◆ **Description of the task**: Would you write out the entries below, every one of them, exactly?

◆ **Excerpted records**:
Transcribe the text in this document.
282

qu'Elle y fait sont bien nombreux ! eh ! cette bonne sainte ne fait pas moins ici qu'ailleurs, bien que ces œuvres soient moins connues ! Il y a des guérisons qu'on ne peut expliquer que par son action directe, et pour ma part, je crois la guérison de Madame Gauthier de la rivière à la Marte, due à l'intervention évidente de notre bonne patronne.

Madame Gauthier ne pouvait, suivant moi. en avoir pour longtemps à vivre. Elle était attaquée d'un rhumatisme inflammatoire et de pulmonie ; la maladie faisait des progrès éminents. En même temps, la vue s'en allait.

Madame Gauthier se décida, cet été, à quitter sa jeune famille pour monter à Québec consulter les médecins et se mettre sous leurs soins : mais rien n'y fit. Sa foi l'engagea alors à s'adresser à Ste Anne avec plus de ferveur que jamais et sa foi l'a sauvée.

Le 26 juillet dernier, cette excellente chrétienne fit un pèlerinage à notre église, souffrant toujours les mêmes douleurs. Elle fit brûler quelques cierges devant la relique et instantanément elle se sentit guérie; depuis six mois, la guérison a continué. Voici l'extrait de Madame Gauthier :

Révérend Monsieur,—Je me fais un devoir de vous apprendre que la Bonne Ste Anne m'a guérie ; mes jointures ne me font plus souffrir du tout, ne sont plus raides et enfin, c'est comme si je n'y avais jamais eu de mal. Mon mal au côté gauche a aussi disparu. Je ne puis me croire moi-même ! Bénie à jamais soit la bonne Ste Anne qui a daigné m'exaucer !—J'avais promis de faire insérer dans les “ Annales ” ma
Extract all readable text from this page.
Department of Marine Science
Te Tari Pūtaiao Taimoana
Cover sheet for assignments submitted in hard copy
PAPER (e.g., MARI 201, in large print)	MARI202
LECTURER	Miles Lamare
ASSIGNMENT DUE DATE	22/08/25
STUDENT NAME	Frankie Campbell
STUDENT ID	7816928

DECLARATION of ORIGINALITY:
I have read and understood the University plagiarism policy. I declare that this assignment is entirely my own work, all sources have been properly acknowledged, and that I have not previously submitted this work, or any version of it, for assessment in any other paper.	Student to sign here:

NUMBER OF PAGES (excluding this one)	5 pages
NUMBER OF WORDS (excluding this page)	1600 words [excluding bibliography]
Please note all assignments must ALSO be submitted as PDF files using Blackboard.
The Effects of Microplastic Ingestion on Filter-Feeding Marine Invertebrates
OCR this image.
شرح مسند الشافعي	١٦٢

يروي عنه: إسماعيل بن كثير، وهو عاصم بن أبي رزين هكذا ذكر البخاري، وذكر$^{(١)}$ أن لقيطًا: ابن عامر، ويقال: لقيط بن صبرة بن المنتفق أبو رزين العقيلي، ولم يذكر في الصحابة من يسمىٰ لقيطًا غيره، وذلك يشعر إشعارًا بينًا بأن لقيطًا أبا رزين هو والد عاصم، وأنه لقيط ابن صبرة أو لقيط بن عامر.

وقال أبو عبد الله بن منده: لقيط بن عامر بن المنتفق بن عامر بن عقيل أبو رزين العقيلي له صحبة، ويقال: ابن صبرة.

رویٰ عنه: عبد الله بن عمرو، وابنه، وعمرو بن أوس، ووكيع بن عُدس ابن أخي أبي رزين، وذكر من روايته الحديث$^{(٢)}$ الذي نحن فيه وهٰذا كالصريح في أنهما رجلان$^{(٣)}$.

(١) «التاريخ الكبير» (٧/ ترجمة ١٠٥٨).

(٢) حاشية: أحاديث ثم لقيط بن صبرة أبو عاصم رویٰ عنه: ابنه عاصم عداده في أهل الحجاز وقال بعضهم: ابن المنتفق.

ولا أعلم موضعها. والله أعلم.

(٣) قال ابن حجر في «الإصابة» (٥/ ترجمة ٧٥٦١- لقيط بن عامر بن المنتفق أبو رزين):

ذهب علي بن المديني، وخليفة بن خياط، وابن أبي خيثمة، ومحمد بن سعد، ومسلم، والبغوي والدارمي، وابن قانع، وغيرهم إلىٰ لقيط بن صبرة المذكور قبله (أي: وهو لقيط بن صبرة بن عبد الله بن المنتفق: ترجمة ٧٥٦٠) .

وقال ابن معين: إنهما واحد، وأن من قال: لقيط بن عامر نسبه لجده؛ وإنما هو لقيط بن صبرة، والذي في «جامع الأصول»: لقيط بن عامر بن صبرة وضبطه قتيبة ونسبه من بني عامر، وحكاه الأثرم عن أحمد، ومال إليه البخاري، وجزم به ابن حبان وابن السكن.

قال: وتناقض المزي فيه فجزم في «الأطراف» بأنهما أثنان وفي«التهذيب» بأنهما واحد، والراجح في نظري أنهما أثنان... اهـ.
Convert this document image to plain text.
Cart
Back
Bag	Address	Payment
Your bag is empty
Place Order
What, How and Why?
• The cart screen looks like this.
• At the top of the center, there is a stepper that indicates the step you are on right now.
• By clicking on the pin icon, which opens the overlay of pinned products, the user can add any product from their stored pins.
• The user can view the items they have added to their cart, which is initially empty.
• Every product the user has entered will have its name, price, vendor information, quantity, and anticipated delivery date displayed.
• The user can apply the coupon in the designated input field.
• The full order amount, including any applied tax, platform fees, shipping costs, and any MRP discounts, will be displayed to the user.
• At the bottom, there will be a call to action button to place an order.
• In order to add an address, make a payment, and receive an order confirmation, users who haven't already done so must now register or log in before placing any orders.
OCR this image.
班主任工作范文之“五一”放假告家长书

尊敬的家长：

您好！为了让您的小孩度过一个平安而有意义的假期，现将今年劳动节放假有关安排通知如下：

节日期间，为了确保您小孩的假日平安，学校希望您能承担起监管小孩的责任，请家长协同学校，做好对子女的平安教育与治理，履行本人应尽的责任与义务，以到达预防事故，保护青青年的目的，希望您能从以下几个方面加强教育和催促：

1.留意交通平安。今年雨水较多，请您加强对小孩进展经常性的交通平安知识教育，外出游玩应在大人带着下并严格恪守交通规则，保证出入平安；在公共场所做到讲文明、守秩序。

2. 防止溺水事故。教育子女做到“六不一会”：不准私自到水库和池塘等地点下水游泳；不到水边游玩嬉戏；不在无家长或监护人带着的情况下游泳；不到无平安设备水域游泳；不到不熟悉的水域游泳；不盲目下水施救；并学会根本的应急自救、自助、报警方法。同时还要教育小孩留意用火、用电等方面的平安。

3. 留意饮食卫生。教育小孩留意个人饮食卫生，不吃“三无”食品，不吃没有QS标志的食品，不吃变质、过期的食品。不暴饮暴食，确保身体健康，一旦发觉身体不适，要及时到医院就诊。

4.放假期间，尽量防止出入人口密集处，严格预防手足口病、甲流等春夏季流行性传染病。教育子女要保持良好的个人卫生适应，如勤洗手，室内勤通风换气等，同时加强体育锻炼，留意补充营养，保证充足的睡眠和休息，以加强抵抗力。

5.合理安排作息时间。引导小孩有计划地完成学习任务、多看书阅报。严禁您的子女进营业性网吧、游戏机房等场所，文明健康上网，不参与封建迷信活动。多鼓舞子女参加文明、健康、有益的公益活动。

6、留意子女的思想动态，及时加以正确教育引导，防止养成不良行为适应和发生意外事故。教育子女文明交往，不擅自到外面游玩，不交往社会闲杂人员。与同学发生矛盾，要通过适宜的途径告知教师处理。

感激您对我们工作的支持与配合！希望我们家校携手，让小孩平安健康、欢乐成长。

◆ **Exercise output**:
Transcribe the text in this document.
282

qu'Elle y fait sont bien nombreux ! eh ! cette bonne sainte ne fait pas moins ici qu'ailleurs, bien que ces œuvres soient moins connues ! Il y a des guérisons qu'on ne peut expliquer que par son action directe, et pour ma part, je crois la guérison de Madame Gauthier de la rivière à la Marte, due à l'intervention évidente de notre bonne patronne.

Madame Gauthier ne pouvait, suivant moi. en avoir pour longtemps à vivre. Elle était attaquée d'un rhumatisme inflammatoire et de pulmonie ; la maladie faisait des progrès éminents. En même temps, la vue s'en allait.

Madame Gauthier se décida, cet été, à quitter sa jeune famille pour monter à Québec consulter les médecins et se mettre sous leurs soins : mais rien n'y fit. Sa foi l'engagea alors à s'adresser à Ste Anne avec plus de ferveur que jamais et sa foi l'a sauvée.

Le 26 juillet dernier, cette excellente chrétienne fit un pèlerinage à notre église, souffrant toujours les mêmes douleurs. Elle fit brûler quelques cierges devant la relique et instantanément elle se sentit guérie; depuis six mois, la guérison a continué. Voici l'extrait de Madame Gauthier :

Révérend Monsieur,—Je me fais un devoir de vous apprendre que la Bonne Ste Anne m'a guérie ; mes jointures ne me font plus souffrir du tout, ne sont plus raides et enfin, c'est comme si je n'y avais jamais eu de mal. Mon mal au côté gauche a aussi disparu. Je ne puis me croire moi-même ! Bénie à jamais soit la bonne Ste Anne qui a daigné m'exaucer !—J'avais promis de faire insérer dans les “ Annales ” ma
Extract all readable text from this page.
Department of Marine Science
Te Tari Pūtaiao Taimoana
Cover sheet for assignments submitted in hard copy
PAPER (e.g., MARI 201, in large print)	MARI202
LECTURER	Miles Lamare
ASSIGNMENT DUE DATE	22/08/25
STUDENT NAME	Frankie Campbell
STUDENT ID	7816928

DECLARATION of ORIGINALITY:
I have read and understood the University plagiarism policy. I declare that this assignment is entirely my own work, all sources have been properly acknowledged, and that I have not previously submitted this work, or any version of it, for assessment in any other paper.	Student to sign here:

NUMBER OF PAGES (excluding this one)	5 pages
NUMBER OF WORDS (excluding this page)	1600 words [excluding bibliography]
Please note all assignments must ALSO be submitted as PDF files using Blackboard.
The Effects of Microplastic Ingestion on Filter-Feeding Marine Invertebrates
OCR this image.
شرح مسند الشافعي	١٦٢

يروي عنه: إسماعيل بن كثير، وهو عاصم بن أبي رزين هكذا ذكر البخاري، وذكر$^{(١)}$ أن لقيطًا: ابن عامر، ويقال: لقيط بن صبرة بن المنتفق أبو رزين العقيلي، ولم يذكر في الصحابة من يسمىٰ لقيطًا غيره، وذلك يشعر إشعارًا بينًا بأن لقيطًا أبا رزين هو والد عاصم، وأنه لقيط ابن صبرة أو لقيط بن عامر.

وقال أبو عبد الله بن منده: لقيط بن عامر بن المنتفق بن عامر بن عقيل أبو رزين العقيلي له صحبة، ويقال: ابن صبرة.

رویٰ عنه: عبد الله بن عمرو، وابنه، وعمرو بن أوس، ووكيع بن عُدس ابن أخي أبي رزين، وذكر من روايته الحديث$^{(٢)}$ الذي نحن فيه وهٰذا كالصريح في أنهما رجلان$^{(٣)}$.

(١) «التاريخ الكبير» (٧/ ترجمة ١٠٥٨).

(٢) حاشية: أحاديث ثم لقيط بن صبرة أبو عاصم رویٰ عنه: ابنه عاصم عداده في أهل الحجاز وقال بعضهم: ابن المنتفق.

ولا أعلم موضعها. والله أعلم.

(٣) قال ابن حجر في «الإصابة» (٥/ ترجمة ٧٥٦١- لقيط بن عامر بن المنتفق أبو رزين):

ذهب علي بن المديني، وخليفة بن خياط، وابن أبي خيثمة، ومحمد بن سعد، ومسلم، والبغوي والدارمي، وابن قانع، وغيرهم إلىٰ لقيط بن صبرة المذكور قبله (أي: وهو لقيط بن صبرة بن عبد الله بن المنتفق: ترجمة ٧٥٦٠) .

وقال ابن معين: إنهما واحد، وأن من قال: لقيط بن عامر نسبه لجده؛ وإنما هو لقيط بن صبرة، والذي في «جامع الأصول»: لقيط بن عامر بن صبرة وضبطه قتيبة ونسبه من بني عامر، وحكاه الأثرم عن أحمد، ومال إليه البخاري، وجزم به ابن حبان وابن السكن.

قال: وتناقض المزي فيه فجزم في «الأطراف» بأنهما أثنان وفي«التهذيب» بأنهما واحد، والراجح في نظري أنهما أثنان... اهـ.
Convert this document image to plain text.
Cart
Back
Bag	Address	Payment
Your bag is empty
Place Order
What, How and Why?
• The cart screen looks like this.
• At the top of the center, there is a stepper that indicates the step you are on right now.
• By clicking on the pin icon, which opens the overlay of pinned products, the user can add any product from their stored pins.
• The user can view the items they have added to their cart, which is initially empty.
• Every product the user has entered will have its name, price, vendor information, quantity, and anticipated delivery date displayed.
• The user can apply the coupon in the designated input field.
• The full order amount, including any applied tax, platform fees, shipping costs, and any MRP discounts, will be displayed to the user.
• At the bottom, there will be a call to action button to place an order.
• In order to add an address, make a payment, and receive an order confirmation, users who haven't already done so must now register or log in before placing any orders.
OCR this image.
班主任工作范文之“五一”放假告家长书

尊敬的家长：

您好！为了让您的小孩度过一个平安而有意义的假期，现将今年劳动节放假有关安排通知如下：

节日期间，为了确保您小孩的假日平安，学校希望您能承担起监管小孩的责任，请家长协同学校，做好对子女的平安教育与治理，履行本人应尽的责任与义务，以到达预防事故，保护青青年的目的，希望您能从以下几个方面加强教育和催促：

1.留意交通平安。今年雨水较多，请您加强对小孩进展经常性的交通平安知识教育，外出游玩应在大人带着下并严格恪守交通规则，保证出入平安；在公共场所做到讲文明、守秩序。

2. 防止溺水事故。教育子女做到“六不一会”：不准私自到水库和池塘等地点下水游泳；不到水边游玩嬉戏；不在无家长或监护人带着的情况下游泳；不到无平安设备水域游泳；不到不熟悉的水域游泳；不盲目下水施救；并学会根本的应急自救、自助、报警方法。同时还要教育小孩留意用火、用电等方面的平安。

3. 留意饮食卫生。教育小孩留意个人饮食卫生，不吃“三无”食品，不吃没有QS标志的食品，不吃变质、过期的食品。不暴饮暴食，确保身体健康，一旦发觉身体不适，要及时到医院就诊。

4.放假期间，尽量防止出入人口密集处，严格预防手足口病、甲流等春夏季流行性传染病。教育子女要保持良好的个人卫生适应，如勤洗手，室内勤通风换气等，同时加强体育锻炼，留意补充营养，保证充足的睡眠和休息，以加强抵抗力。

5.合理安排作息时间。引导小孩有计划地完成学习任务、多看书阅报。严禁您的子女进营业性网吧、游戏机房等场所，文明健康上网，不参与封建迷信活动。多鼓舞子女参加文明、健康、有益的公益活动。

6、留意子女的思想动态，及时加以正确教育引导，防止养成不良行为适应和发生意外事故。教育子女文明交往，不擅自到外面游玩，不交往社会闲杂人员。与同学发生矛盾，要通过适宜的途径告知教师处理。

感激您对我们工作的支持与配合！希望我们家校携手，让小孩平安健康、欢乐成长。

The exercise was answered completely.